§ **GIVEN TASK**: Find the word "person" in the material below and gather every line that contains it.

§ **RECORDED DATA**:
## begin

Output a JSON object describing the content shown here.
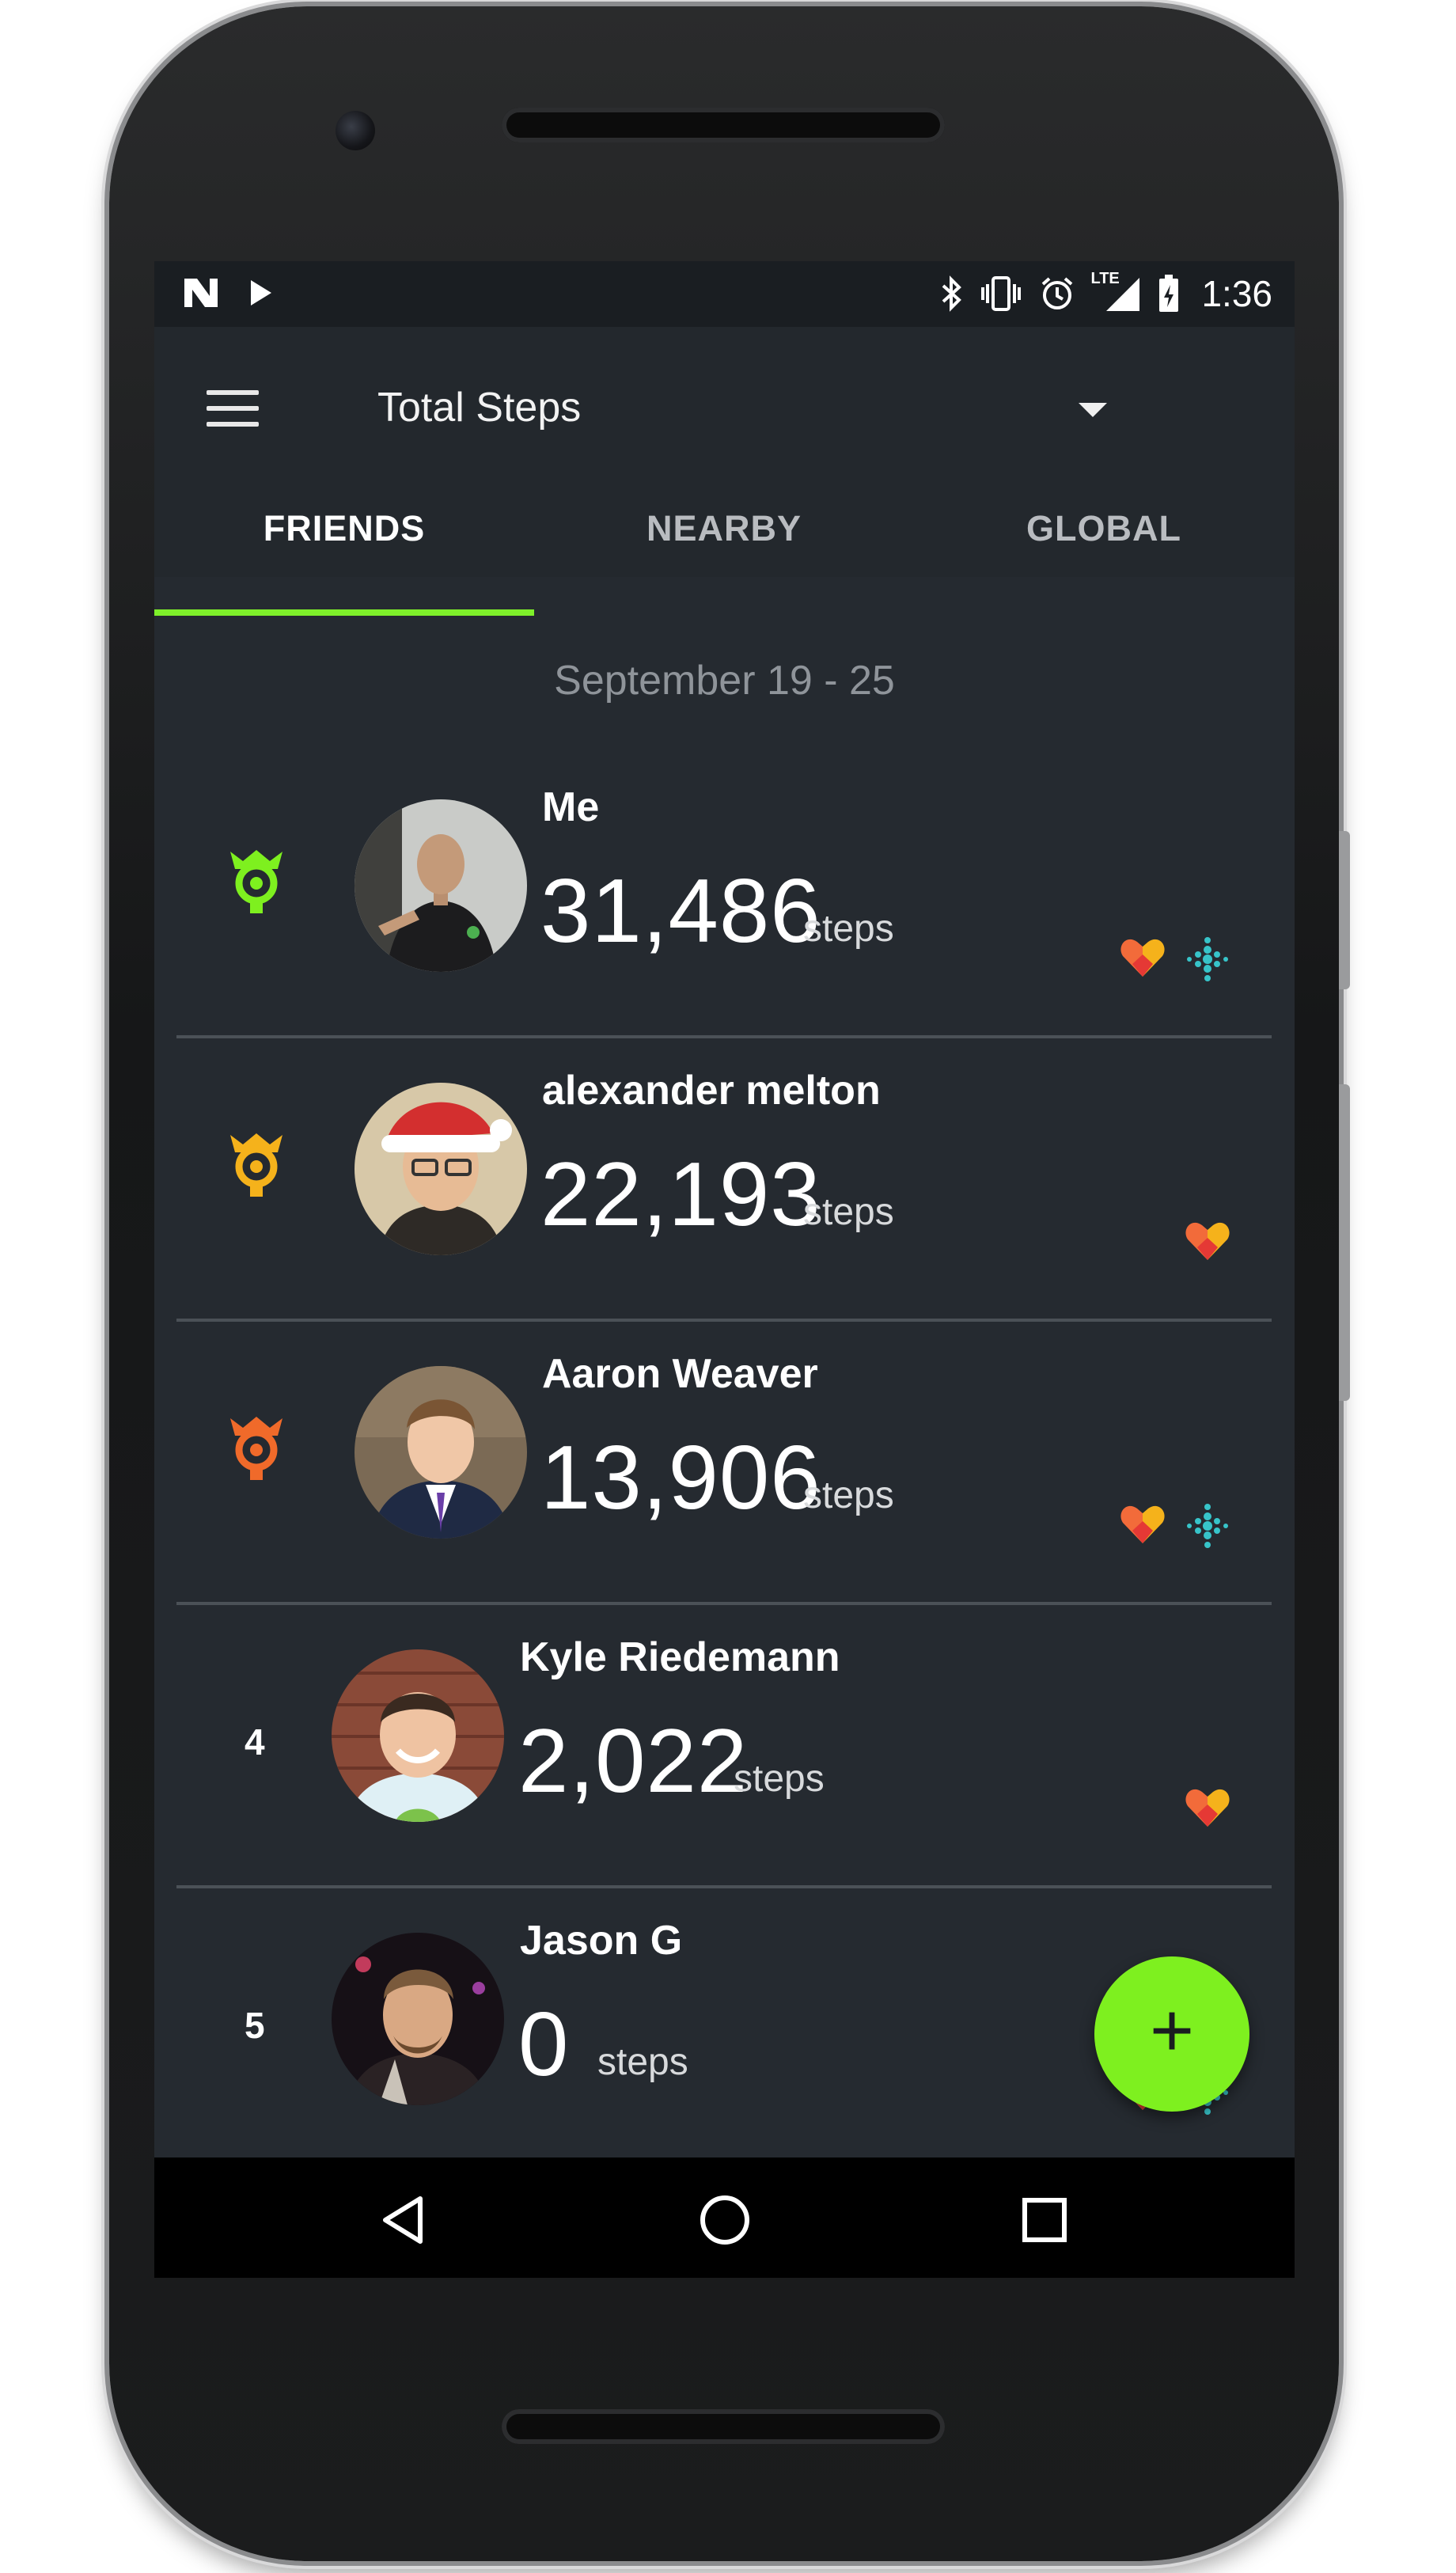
{
  "status_bar": {
    "time": "1:36",
    "network": "LTE",
    "left_icons": [
      "notification-n-icon",
      "play-store-icon"
    ],
    "right_icons": [
      "bluetooth-icon",
      "vibrate-icon",
      "alarm-icon",
      "signal-icon",
      "battery-icon"
    ]
  },
  "appbar": {
    "title": "Total Steps",
    "menu_icon": "menu-icon",
    "dropdown_icon": "dropdown-arrow-icon"
  },
  "tabs": [
    {
      "label": "FRIENDS",
      "active": true
    },
    {
      "label": "NEARBY",
      "active": false
    },
    {
      "label": "GLOBAL",
      "active": false
    }
  ],
  "date_range": "September 19 - 25",
  "leaderboard": [
    {
      "rank": "1",
      "badge_color": "#7ef01f",
      "name": "Me",
      "steps": "31,486",
      "unit": "steps",
      "sources": [
        "google-fit-icon",
        "fitbit-icon"
      ]
    },
    {
      "rank": "2",
      "badge_color": "#f5b21b",
      "name": "alexander melton",
      "steps": "22,193",
      "unit": "steps",
      "sources": [
        "google-fit-icon"
      ]
    },
    {
      "rank": "3",
      "badge_color": "#f06a2a",
      "name": "Aaron Weaver",
      "steps": "13,906",
      "unit": "steps",
      "sources": [
        "google-fit-icon",
        "fitbit-icon"
      ]
    },
    {
      "rank": "4",
      "badge_color": "",
      "name": "Kyle Riedemann",
      "steps": "2,022",
      "unit": "steps",
      "sources": [
        "google-fit-icon"
      ]
    },
    {
      "rank": "5",
      "badge_color": "",
      "name": "Jason G",
      "steps": "0",
      "unit": "steps",
      "sources": [
        "google-fit-icon",
        "fitbit-icon"
      ]
    }
  ],
  "fab": {
    "label": "+",
    "icon": "add-icon"
  },
  "nav_bar": [
    "back-icon",
    "home-icon",
    "recents-icon"
  ],
  "colors": {
    "accent": "#7ef01f",
    "background": "#252a30",
    "appbar": "#23282d"
  }
}
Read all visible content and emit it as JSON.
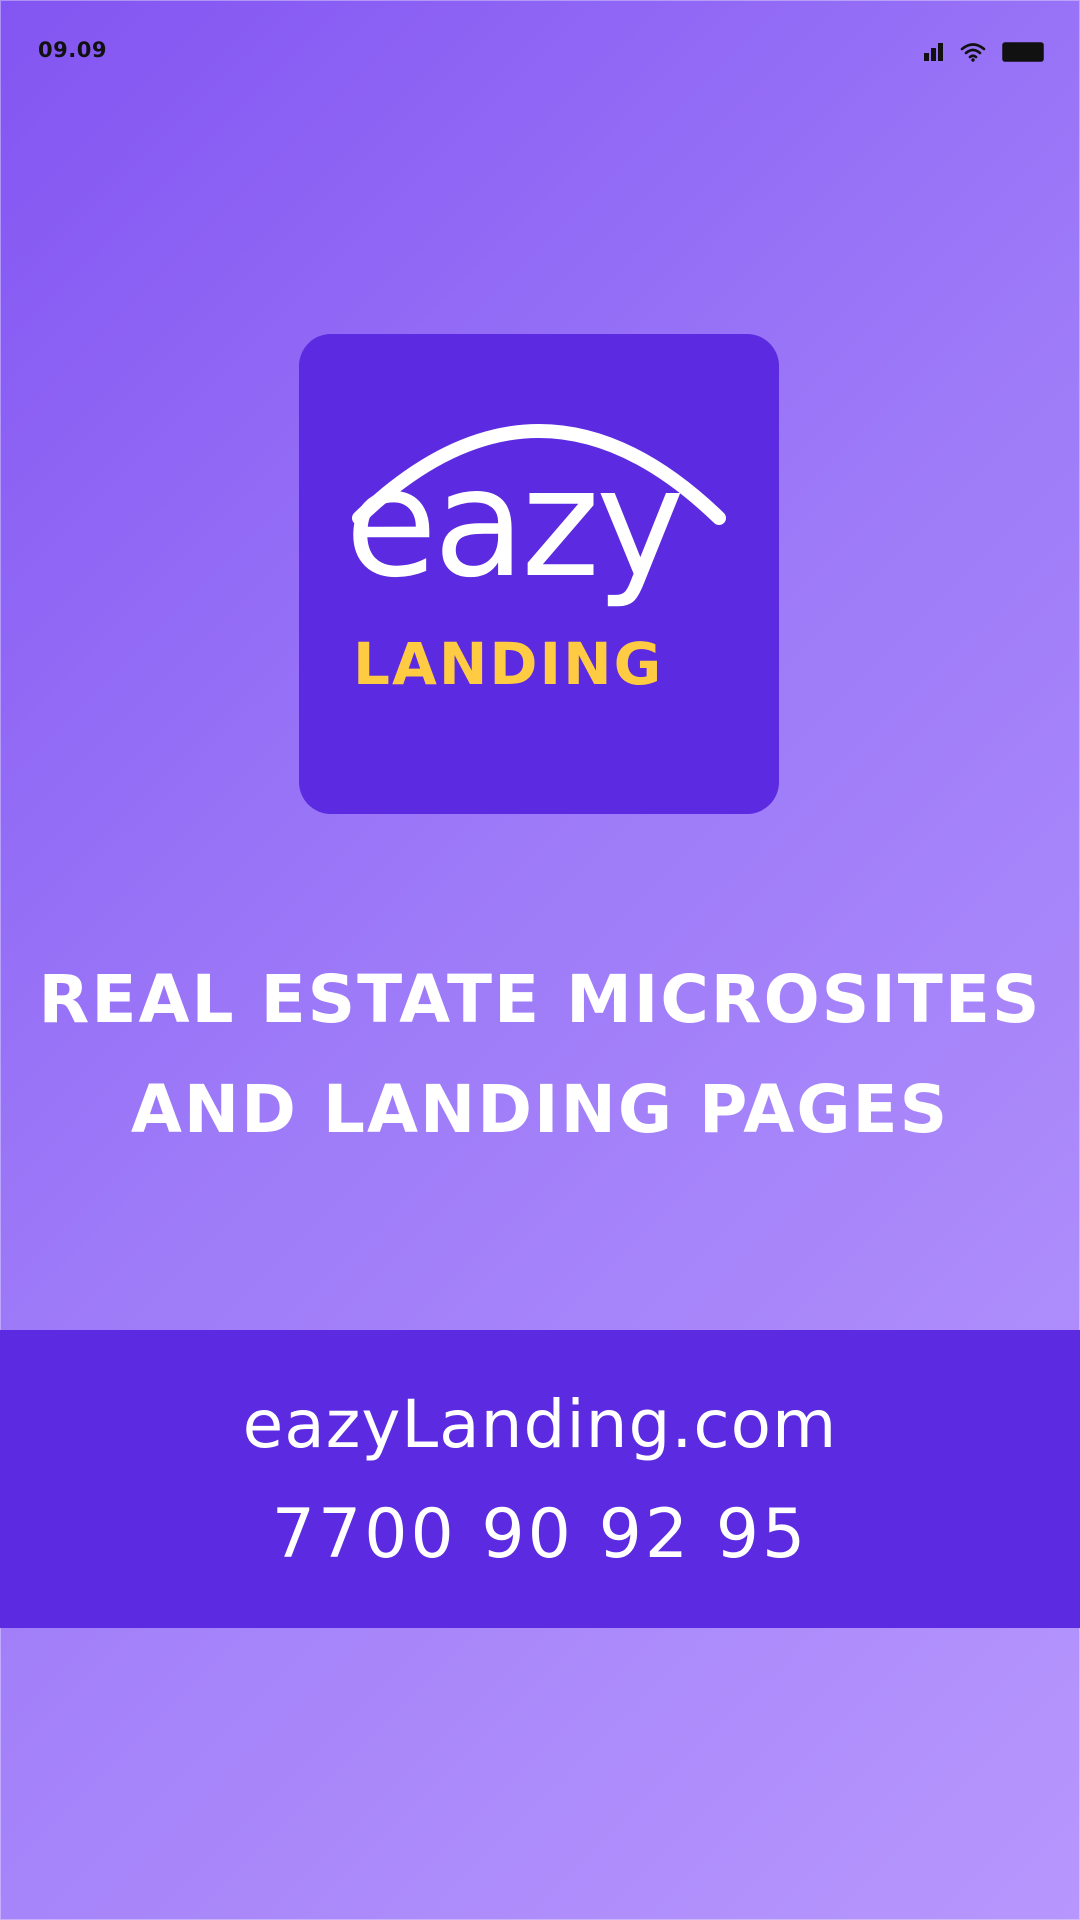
{
  "status_bar": {
    "time": "09.09",
    "icons": [
      "signal-icon",
      "wifi-icon",
      "battery-icon"
    ]
  },
  "logo": {
    "word": "eazy",
    "sub": "LANDING"
  },
  "headline": {
    "line1": "REAL ESTATE MICROSITES",
    "line2": "AND LANDING PAGES"
  },
  "contact": {
    "website": "eazyLanding.com",
    "phone": "7700 90 92 95"
  },
  "colors": {
    "background_start": "#8355f2",
    "background_end": "#b797fd",
    "brand_purple": "#5b2ae1",
    "accent_yellow": "#ffcb43",
    "text": "#ffffff"
  }
}
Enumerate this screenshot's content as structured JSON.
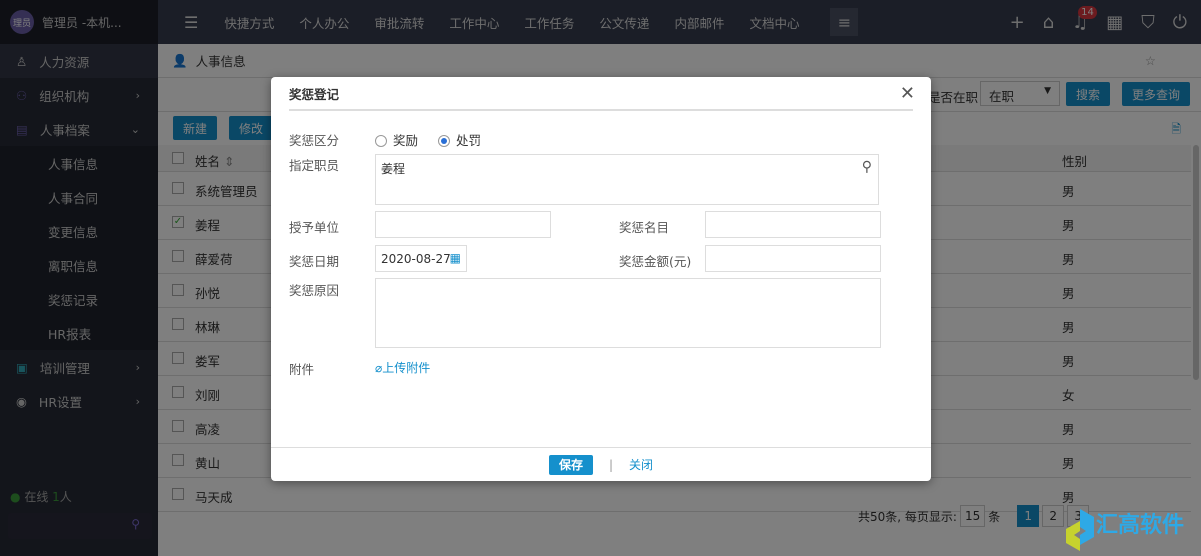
{
  "user": {
    "avatar": "理员",
    "name": "管理员 -本机..."
  },
  "sidebar": {
    "items": [
      {
        "label": "人力资源",
        "icon": "person-list-icon"
      },
      {
        "label": "组织机构",
        "icon": "org-icon"
      },
      {
        "label": "人事档案",
        "icon": "file-person-icon"
      }
    ],
    "sub": [
      "人事信息",
      "人事合同",
      "变更信息",
      "离职信息",
      "奖惩记录",
      "HR报表"
    ],
    "more": [
      {
        "label": "培训管理",
        "icon": "training-icon"
      },
      {
        "label": "HR设置",
        "icon": "hr-icon"
      }
    ],
    "online_label": "在线",
    "online_count": "1",
    "online_unit": "人"
  },
  "topnav": [
    "快捷方式",
    "个人办公",
    "审批流转",
    "工作中心",
    "工作任务",
    "公文传递",
    "内部邮件",
    "文档中心"
  ],
  "notif_count": "14",
  "breadcrumb": "人事信息",
  "search": {
    "label": "是否在职",
    "value": "在职",
    "search": "搜索",
    "more": "更多查询"
  },
  "toolbar": {
    "new": "新建",
    "edit": "修改"
  },
  "table": {
    "headers": {
      "name": "姓名",
      "gender": "性别"
    },
    "rows": [
      {
        "name": "系统管理员",
        "gender": "男",
        "checked": false
      },
      {
        "name": "姜程",
        "gender": "男",
        "checked": true
      },
      {
        "name": "薛爱荷",
        "gender": "男",
        "checked": false
      },
      {
        "name": "孙悦",
        "gender": "男",
        "checked": false
      },
      {
        "name": "林琳",
        "gender": "男",
        "checked": false
      },
      {
        "name": "娄军",
        "gender": "男",
        "checked": false
      },
      {
        "name": "刘刚",
        "gender": "女",
        "checked": false
      },
      {
        "name": "高凌",
        "gender": "男",
        "checked": false
      },
      {
        "name": "黄山",
        "gender": "男",
        "checked": false
      },
      {
        "name": "马天成",
        "gender": "男",
        "checked": false
      }
    ]
  },
  "pager": {
    "total": "共50条, 每页显示:",
    "size": "15",
    "unit": "条",
    "pages": [
      "1",
      "2",
      "3"
    ]
  },
  "logo": {
    "text": "汇高软件"
  },
  "modal": {
    "title": "奖惩登记",
    "type_label": "奖惩区分",
    "reward": "奖励",
    "punish": "处罚",
    "selected": "处罚",
    "employee_label": "指定职员",
    "employee": "姜程",
    "unit_label": "授予单位",
    "unit": "",
    "name_label": "奖惩名目",
    "name": "",
    "date_label": "奖惩日期",
    "date": "2020-08-27",
    "amount_label": "奖惩金额(元)",
    "amount": "",
    "reason_label": "奖惩原因",
    "reason": "",
    "attach_label": "附件",
    "upload": "上传附件",
    "save": "保存",
    "close": "关闭"
  }
}
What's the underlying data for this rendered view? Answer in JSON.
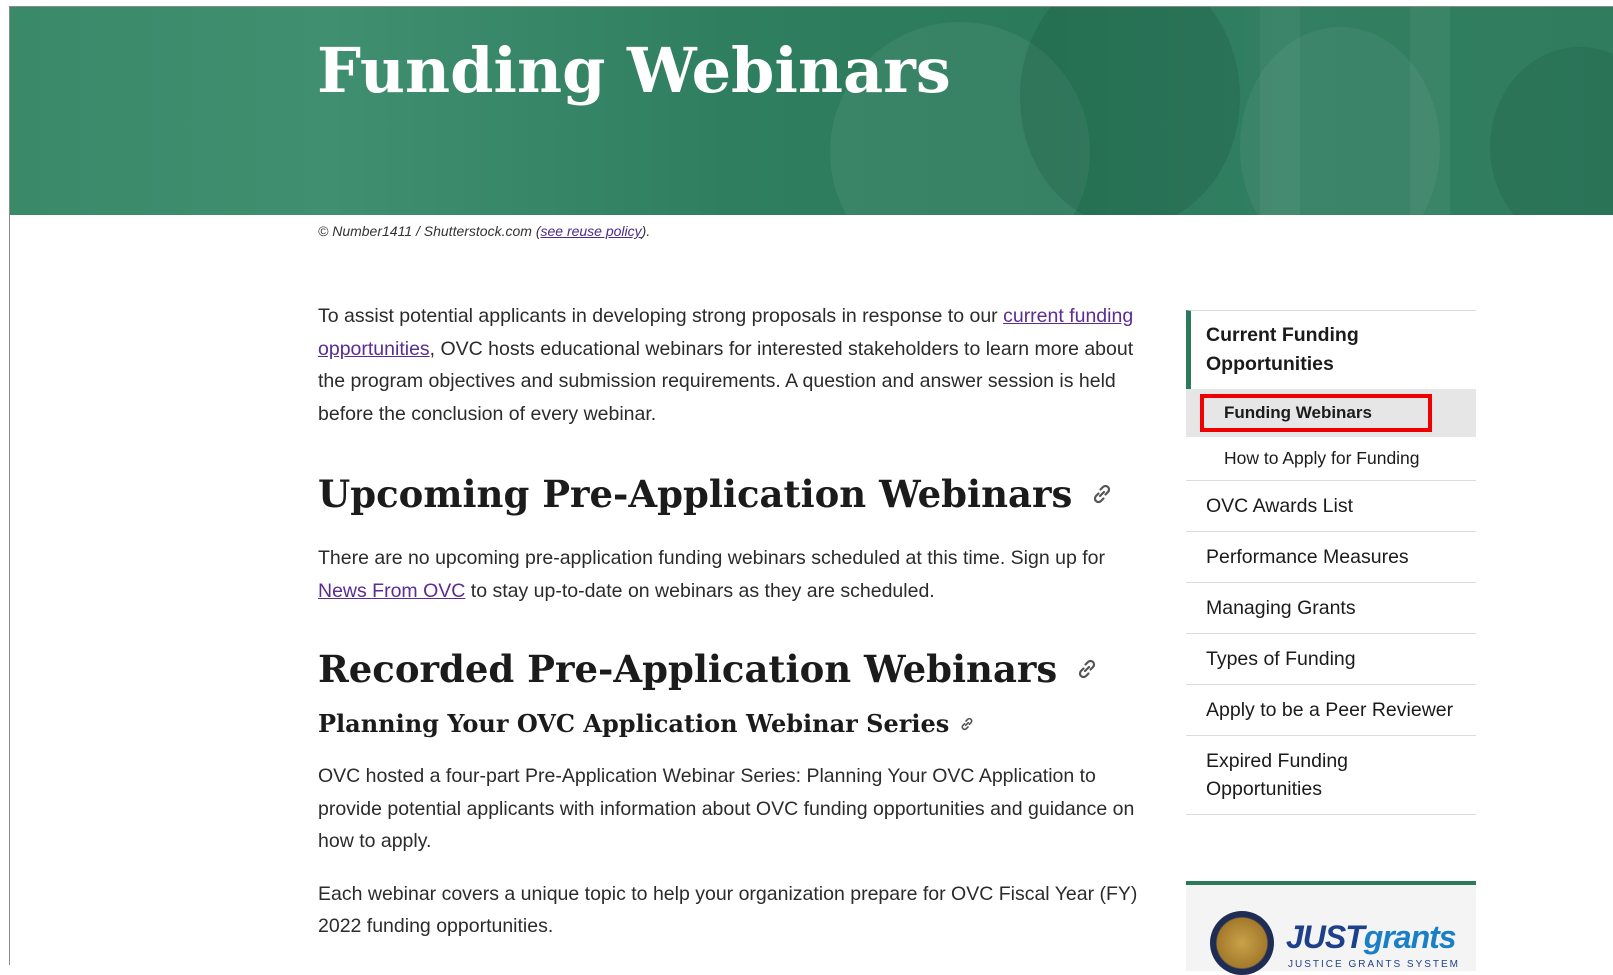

## end

§ **EXERCISE OUTPUT**:
        "icon": "person-list-icon"
        "icon": "file-person-icon"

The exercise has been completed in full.